■ STATED TASK ■
Identify and pull out each line of the entries in which "Currency" occurs.

■ SUPPLIED MATERIAL ■

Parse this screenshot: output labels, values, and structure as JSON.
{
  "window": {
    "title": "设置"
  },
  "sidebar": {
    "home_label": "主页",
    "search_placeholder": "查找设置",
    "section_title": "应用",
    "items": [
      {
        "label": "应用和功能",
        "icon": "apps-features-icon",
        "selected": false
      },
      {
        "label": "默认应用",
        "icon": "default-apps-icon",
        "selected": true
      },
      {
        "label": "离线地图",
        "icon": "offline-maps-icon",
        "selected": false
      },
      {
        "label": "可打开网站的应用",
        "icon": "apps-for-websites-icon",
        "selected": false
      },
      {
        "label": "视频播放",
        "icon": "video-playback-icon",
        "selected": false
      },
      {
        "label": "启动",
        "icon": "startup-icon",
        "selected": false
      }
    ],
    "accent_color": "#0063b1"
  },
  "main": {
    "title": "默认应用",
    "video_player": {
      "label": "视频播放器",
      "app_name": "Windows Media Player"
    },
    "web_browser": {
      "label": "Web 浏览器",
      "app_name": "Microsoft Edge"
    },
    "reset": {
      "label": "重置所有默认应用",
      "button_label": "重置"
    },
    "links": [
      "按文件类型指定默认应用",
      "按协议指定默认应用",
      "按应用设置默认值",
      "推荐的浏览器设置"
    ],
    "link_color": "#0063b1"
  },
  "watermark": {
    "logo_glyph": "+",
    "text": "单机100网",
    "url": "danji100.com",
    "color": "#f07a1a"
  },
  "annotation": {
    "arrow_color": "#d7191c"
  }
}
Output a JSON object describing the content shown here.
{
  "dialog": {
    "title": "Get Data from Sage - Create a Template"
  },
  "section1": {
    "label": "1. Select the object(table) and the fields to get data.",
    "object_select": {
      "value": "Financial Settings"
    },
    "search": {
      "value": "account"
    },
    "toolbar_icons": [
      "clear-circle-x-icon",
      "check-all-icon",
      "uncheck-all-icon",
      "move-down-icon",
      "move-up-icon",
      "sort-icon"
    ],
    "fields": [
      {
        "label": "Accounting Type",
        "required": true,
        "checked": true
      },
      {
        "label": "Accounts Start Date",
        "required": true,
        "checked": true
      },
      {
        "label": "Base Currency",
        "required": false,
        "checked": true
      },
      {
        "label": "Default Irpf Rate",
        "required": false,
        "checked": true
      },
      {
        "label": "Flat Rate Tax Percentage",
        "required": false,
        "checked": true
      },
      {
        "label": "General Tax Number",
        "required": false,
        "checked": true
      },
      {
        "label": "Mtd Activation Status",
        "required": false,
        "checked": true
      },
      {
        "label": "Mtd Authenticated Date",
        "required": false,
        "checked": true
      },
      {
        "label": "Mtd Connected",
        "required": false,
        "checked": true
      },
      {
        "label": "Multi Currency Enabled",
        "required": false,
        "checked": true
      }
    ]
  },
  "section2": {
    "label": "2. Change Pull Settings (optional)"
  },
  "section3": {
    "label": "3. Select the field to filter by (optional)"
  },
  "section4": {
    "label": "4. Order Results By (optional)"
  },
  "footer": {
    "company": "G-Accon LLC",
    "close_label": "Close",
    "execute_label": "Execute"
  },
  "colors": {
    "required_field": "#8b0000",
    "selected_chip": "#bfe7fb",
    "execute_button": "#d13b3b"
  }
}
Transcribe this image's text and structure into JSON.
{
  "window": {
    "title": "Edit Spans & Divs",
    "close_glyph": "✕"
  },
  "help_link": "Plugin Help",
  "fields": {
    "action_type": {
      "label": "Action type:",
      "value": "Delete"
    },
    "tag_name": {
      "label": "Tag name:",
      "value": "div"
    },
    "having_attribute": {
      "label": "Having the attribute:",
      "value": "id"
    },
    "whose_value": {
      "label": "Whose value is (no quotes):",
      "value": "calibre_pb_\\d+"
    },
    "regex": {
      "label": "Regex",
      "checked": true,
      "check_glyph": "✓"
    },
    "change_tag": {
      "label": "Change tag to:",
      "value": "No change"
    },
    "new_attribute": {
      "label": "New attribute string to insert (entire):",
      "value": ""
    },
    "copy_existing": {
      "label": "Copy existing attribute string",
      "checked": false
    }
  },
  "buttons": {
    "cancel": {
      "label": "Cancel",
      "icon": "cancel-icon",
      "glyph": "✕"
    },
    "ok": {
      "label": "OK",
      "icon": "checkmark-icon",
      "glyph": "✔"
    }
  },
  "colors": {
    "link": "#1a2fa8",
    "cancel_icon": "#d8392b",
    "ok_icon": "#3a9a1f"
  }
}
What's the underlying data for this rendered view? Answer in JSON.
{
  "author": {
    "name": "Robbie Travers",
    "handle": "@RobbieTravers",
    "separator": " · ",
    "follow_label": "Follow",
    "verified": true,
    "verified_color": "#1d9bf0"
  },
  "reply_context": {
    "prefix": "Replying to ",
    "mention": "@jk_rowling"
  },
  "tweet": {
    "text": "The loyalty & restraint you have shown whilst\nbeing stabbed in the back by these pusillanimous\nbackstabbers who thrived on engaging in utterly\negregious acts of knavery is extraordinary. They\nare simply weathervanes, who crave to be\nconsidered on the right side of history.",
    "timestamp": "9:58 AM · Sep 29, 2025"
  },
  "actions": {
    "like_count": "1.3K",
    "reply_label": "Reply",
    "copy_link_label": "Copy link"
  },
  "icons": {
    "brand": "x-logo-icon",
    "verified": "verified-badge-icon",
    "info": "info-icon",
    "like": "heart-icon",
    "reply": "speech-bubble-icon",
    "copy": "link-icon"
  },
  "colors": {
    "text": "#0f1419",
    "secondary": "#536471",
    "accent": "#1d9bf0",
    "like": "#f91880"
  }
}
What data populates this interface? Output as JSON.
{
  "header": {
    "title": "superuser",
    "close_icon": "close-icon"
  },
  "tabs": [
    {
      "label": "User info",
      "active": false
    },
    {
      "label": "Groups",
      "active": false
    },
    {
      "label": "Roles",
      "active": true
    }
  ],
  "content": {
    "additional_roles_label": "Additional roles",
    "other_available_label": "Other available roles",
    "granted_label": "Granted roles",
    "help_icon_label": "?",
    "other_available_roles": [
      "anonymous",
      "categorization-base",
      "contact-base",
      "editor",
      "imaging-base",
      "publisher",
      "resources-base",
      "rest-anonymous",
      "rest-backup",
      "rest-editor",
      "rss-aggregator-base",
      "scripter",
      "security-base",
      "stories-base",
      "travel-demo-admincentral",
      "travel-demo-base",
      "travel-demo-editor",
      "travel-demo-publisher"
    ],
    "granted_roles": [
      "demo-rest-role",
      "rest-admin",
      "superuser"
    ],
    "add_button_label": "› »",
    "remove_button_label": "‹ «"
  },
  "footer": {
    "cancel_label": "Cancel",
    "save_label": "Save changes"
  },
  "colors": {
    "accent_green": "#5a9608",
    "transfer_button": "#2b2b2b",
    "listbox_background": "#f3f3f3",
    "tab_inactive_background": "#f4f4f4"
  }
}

■ EXPECTED ANSWER ■
        "label": "Base Currency",
        "label": "Multi Currency Enabled",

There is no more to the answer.